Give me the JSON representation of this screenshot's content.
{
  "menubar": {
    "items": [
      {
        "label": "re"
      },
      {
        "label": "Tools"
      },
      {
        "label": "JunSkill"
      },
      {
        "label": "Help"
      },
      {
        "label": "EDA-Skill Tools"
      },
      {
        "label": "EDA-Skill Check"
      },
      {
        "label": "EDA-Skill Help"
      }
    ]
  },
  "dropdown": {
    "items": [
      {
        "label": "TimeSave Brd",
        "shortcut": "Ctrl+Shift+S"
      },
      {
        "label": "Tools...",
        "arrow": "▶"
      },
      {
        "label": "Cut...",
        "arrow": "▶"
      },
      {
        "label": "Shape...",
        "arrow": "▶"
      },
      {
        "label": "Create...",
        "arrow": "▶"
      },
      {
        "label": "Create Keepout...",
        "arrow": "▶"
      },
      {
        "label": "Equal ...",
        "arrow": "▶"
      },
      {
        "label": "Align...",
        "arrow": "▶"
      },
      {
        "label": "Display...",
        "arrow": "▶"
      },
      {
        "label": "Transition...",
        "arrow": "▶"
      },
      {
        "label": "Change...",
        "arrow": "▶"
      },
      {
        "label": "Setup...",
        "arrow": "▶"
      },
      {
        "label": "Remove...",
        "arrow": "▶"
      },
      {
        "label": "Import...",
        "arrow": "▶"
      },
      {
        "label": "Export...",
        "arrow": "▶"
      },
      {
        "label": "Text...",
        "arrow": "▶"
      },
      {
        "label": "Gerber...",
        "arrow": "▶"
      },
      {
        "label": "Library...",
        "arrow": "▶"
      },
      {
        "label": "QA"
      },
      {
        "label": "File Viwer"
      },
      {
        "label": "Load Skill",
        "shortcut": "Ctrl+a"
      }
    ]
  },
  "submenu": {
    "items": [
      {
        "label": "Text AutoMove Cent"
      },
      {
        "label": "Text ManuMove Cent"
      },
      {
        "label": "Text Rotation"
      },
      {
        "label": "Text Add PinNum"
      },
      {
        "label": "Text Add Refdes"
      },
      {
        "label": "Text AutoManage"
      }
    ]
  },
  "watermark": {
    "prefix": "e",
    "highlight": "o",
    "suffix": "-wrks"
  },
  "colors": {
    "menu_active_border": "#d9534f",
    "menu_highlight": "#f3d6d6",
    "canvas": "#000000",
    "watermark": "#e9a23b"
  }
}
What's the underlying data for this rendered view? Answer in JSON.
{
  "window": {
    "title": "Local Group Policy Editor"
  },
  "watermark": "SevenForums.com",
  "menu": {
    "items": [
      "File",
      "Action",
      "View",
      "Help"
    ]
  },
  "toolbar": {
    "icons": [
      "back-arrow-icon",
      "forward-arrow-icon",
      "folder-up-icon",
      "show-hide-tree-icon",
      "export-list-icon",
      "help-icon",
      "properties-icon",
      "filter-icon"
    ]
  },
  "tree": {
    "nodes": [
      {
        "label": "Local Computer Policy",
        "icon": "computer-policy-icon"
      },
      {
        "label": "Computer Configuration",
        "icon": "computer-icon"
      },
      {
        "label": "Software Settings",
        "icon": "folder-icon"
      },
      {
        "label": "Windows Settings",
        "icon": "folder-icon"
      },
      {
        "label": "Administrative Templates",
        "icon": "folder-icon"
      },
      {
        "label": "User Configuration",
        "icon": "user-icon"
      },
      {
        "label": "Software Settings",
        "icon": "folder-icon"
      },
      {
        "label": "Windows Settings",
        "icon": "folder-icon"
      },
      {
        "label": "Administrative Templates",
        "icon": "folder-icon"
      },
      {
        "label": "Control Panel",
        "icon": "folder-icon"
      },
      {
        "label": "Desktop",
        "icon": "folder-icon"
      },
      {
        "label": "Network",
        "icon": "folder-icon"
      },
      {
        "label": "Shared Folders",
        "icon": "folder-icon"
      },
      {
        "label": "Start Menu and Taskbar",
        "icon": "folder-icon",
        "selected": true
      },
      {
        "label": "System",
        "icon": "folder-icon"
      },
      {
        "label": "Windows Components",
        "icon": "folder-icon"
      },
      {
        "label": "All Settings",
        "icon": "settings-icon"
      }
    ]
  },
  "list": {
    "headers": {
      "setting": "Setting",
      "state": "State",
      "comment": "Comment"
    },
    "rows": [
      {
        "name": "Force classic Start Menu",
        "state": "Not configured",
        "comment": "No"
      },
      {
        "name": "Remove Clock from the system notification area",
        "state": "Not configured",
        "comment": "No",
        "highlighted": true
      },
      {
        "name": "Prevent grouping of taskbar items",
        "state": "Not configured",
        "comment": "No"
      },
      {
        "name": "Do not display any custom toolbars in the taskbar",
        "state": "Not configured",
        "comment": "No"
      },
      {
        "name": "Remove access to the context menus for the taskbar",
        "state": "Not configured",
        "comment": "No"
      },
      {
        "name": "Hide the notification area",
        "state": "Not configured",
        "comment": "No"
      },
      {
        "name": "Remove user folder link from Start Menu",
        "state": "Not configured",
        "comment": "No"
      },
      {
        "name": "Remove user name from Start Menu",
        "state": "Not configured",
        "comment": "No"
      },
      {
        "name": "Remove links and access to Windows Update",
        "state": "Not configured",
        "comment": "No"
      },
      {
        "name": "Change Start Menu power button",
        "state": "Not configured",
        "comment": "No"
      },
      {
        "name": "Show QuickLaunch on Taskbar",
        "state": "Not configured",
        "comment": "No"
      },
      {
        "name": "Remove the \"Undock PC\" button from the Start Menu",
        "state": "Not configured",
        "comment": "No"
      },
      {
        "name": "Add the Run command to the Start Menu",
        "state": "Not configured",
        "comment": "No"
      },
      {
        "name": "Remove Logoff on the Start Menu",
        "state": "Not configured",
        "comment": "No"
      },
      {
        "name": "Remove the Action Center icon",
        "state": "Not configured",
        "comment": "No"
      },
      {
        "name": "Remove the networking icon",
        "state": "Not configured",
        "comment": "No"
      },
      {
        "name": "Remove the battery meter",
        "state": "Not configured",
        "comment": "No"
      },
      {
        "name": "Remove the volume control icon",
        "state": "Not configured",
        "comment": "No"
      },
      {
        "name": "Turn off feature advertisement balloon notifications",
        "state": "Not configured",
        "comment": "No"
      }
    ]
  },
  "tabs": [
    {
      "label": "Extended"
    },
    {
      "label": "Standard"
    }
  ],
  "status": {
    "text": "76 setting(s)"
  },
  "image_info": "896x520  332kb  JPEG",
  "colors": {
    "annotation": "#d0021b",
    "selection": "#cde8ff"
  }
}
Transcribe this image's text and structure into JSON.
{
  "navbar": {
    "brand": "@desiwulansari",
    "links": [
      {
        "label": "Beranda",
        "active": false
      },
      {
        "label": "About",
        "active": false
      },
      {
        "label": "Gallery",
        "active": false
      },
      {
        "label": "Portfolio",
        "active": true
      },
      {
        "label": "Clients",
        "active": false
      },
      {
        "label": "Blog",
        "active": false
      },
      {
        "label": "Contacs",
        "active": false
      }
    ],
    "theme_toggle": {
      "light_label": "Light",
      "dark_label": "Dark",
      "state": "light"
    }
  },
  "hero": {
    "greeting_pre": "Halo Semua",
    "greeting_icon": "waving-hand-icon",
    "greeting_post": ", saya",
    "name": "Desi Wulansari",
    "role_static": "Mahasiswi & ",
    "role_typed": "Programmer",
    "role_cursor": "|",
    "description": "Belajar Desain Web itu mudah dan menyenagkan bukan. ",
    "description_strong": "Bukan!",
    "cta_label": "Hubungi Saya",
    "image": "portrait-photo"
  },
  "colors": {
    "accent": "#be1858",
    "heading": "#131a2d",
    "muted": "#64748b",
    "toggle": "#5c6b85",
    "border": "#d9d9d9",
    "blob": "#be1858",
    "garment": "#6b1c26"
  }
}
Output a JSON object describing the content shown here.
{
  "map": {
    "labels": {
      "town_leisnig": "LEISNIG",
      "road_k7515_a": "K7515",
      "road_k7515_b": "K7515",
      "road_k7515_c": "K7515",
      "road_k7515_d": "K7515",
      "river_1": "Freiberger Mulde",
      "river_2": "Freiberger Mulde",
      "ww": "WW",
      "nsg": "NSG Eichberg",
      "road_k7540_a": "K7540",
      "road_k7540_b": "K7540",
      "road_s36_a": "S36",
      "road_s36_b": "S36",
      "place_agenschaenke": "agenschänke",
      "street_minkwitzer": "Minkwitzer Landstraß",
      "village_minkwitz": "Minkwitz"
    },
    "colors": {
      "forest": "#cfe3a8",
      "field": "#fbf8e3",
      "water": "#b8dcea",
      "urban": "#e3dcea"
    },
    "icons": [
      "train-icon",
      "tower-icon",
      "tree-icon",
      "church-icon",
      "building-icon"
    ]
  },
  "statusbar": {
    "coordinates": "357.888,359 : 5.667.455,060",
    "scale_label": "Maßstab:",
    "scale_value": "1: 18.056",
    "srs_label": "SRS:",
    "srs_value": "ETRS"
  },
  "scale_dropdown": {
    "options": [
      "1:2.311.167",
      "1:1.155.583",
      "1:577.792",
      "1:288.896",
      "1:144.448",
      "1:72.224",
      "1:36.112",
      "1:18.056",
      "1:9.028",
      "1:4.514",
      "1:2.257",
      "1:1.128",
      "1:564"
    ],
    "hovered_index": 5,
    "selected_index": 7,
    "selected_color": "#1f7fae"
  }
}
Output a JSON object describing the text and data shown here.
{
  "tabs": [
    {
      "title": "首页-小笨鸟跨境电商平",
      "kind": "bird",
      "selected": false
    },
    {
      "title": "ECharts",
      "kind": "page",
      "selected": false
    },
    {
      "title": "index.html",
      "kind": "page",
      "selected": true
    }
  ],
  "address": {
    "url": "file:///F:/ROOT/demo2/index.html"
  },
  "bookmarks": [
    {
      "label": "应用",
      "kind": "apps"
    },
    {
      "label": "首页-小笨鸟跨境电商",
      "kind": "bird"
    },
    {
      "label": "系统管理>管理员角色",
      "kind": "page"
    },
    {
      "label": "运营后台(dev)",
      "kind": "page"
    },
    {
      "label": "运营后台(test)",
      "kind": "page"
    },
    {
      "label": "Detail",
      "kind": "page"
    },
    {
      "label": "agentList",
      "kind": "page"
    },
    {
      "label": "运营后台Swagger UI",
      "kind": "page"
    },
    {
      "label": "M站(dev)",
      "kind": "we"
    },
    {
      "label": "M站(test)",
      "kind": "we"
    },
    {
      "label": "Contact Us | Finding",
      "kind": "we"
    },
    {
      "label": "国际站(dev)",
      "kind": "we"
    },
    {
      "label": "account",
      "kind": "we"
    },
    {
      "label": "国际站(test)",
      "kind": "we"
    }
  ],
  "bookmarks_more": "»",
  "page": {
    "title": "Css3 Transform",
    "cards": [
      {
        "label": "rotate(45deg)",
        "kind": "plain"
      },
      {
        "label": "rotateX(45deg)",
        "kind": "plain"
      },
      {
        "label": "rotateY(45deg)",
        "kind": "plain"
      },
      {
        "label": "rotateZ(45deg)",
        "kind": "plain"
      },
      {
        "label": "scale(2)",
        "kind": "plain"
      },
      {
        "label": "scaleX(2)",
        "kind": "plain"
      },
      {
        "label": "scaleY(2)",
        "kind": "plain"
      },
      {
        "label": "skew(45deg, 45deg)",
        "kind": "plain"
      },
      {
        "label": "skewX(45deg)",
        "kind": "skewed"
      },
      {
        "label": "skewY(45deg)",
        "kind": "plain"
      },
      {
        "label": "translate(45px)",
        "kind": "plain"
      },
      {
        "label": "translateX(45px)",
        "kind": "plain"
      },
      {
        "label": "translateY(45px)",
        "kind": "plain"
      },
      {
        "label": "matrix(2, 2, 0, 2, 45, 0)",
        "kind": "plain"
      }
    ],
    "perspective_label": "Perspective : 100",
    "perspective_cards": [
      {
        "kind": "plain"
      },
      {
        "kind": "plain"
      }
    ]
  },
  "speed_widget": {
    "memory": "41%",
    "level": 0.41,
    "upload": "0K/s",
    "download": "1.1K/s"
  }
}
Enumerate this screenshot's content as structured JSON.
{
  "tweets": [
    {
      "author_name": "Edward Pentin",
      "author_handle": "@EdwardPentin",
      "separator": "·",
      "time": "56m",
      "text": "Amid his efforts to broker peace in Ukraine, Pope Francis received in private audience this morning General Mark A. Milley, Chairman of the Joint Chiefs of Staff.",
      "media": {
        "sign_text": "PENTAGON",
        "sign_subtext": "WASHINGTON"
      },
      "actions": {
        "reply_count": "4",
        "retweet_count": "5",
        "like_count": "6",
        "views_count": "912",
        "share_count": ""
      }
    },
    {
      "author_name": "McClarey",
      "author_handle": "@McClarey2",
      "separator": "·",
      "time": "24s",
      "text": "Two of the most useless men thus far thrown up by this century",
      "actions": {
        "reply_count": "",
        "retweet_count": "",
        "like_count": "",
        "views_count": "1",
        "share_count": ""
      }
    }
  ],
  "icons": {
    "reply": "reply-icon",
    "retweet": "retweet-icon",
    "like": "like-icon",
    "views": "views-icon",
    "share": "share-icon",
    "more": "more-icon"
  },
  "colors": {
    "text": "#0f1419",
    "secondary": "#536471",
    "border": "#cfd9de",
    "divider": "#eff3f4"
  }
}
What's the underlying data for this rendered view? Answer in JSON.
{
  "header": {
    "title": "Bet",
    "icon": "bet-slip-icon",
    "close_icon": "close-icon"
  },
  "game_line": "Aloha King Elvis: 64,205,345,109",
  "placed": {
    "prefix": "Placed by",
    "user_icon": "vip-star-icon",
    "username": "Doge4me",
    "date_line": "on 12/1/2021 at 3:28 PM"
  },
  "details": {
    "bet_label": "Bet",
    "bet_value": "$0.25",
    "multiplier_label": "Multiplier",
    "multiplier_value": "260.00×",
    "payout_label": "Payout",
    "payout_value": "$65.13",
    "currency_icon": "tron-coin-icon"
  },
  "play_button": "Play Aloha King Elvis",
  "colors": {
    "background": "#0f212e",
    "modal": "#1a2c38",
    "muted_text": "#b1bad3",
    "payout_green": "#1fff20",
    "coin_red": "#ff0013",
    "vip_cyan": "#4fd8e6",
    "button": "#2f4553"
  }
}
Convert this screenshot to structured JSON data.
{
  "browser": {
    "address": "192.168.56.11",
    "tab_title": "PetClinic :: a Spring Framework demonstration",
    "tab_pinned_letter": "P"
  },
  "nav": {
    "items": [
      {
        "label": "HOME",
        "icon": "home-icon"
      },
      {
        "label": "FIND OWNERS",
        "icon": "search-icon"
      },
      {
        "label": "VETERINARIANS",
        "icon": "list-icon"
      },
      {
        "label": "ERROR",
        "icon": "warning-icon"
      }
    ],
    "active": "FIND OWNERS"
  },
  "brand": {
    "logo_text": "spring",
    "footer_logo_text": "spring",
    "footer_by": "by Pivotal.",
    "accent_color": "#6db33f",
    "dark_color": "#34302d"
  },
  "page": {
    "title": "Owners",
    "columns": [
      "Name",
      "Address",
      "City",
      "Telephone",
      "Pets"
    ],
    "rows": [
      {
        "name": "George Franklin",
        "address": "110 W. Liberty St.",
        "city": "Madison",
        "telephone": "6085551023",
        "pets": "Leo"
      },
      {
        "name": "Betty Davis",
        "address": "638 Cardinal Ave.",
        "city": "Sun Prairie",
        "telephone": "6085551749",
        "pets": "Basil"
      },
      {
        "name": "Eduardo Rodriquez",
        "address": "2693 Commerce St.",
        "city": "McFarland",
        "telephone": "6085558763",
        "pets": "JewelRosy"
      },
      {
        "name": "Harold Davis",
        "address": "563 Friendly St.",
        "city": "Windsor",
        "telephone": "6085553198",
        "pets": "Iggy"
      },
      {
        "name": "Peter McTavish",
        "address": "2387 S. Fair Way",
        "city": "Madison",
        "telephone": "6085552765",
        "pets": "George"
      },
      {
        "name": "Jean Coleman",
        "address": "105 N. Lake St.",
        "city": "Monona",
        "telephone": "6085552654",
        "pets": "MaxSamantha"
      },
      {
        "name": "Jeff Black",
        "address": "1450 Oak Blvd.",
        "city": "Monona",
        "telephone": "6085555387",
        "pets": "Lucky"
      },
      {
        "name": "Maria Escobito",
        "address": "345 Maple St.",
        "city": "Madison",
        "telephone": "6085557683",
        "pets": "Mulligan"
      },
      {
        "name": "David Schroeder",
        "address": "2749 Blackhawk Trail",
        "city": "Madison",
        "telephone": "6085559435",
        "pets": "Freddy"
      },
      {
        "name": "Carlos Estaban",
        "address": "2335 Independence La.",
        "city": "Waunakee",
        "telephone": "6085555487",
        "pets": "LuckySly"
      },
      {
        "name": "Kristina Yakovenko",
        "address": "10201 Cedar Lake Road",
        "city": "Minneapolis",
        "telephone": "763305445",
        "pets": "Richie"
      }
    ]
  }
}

**Direction**
Pull every line containing the word "test" out of the material and copy it.

**Full response**
      "label": "运营后台(test)",
      "label": "M站(test)",
      "label": "国际站(test)",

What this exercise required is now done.